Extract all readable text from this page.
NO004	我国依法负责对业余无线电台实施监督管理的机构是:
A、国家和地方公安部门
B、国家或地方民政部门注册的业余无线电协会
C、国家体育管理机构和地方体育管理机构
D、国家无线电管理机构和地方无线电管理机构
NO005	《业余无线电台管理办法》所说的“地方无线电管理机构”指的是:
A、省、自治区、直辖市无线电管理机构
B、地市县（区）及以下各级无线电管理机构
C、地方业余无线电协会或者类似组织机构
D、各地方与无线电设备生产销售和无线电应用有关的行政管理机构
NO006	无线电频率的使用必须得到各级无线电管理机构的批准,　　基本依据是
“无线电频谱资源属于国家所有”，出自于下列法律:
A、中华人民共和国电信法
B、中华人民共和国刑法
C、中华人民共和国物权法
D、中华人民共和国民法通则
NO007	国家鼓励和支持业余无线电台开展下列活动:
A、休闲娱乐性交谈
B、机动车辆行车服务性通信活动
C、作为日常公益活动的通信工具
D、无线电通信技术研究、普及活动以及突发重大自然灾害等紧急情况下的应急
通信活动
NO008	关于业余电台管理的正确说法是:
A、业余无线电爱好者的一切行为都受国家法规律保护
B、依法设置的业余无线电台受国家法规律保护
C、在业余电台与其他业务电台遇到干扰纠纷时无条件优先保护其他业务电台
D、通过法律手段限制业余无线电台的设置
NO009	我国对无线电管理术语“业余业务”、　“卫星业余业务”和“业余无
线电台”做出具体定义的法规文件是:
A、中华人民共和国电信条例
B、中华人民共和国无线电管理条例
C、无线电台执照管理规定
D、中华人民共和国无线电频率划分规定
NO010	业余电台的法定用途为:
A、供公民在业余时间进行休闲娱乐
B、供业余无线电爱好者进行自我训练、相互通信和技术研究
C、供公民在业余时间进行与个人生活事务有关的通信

=== Goal ===
All entries must be repeated verbatim.

=== Solution below ===
Extract all readable text from this page.
NO004	我国依法负责对业余无线电台实施监督管理的机构是:
A、国家和地方公安部门
B、国家或地方民政部门注册的业余无线电协会
C、国家体育管理机构和地方体育管理机构
D、国家无线电管理机构和地方无线电管理机构
NO005	《业余无线电台管理办法》所说的“地方无线电管理机构”指的是:
A、省、自治区、直辖市无线电管理机构
B、地市县（区）及以下各级无线电管理机构
C、地方业余无线电协会或者类似组织机构
D、各地方与无线电设备生产销售和无线电应用有关的行政管理机构
NO006	无线电频率的使用必须得到各级无线电管理机构的批准,　　基本依据是
“无线电频谱资源属于国家所有”，出自于下列法律:
A、中华人民共和国电信法
B、中华人民共和国刑法
C、中华人民共和国物权法
D、中华人民共和国民法通则
NO007	国家鼓励和支持业余无线电台开展下列活动:
A、休闲娱乐性交谈
B、机动车辆行车服务性通信活动
C、作为日常公益活动的通信工具
D、无线电通信技术研究、普及活动以及突发重大自然灾害等紧急情况下的应急
通信活动
NO008	关于业余电台管理的正确说法是:
A、业余无线电爱好者的一切行为都受国家法规律保护
B、依法设置的业余无线电台受国家法规律保护
C、在业余电台与其他业务电台遇到干扰纠纷时无条件优先保护其他业务电台
D、通过法律手段限制业余无线电台的设置
NO009	我国对无线电管理术语“业余业务”、　“卫星业余业务”和“业余无
线电台”做出具体定义的法规文件是:
A、中华人民共和国电信条例
B、中华人民共和国无线电管理条例
C、无线电台执照管理规定
D、中华人民共和国无线电频率划分规定
NO010	业余电台的法定用途为:
A、供公民在业余时间进行休闲娱乐
B、供业余无线电爱好者进行自我训练、相互通信和技术研究
C、供公民在业余时间进行与个人生活事务有关的通信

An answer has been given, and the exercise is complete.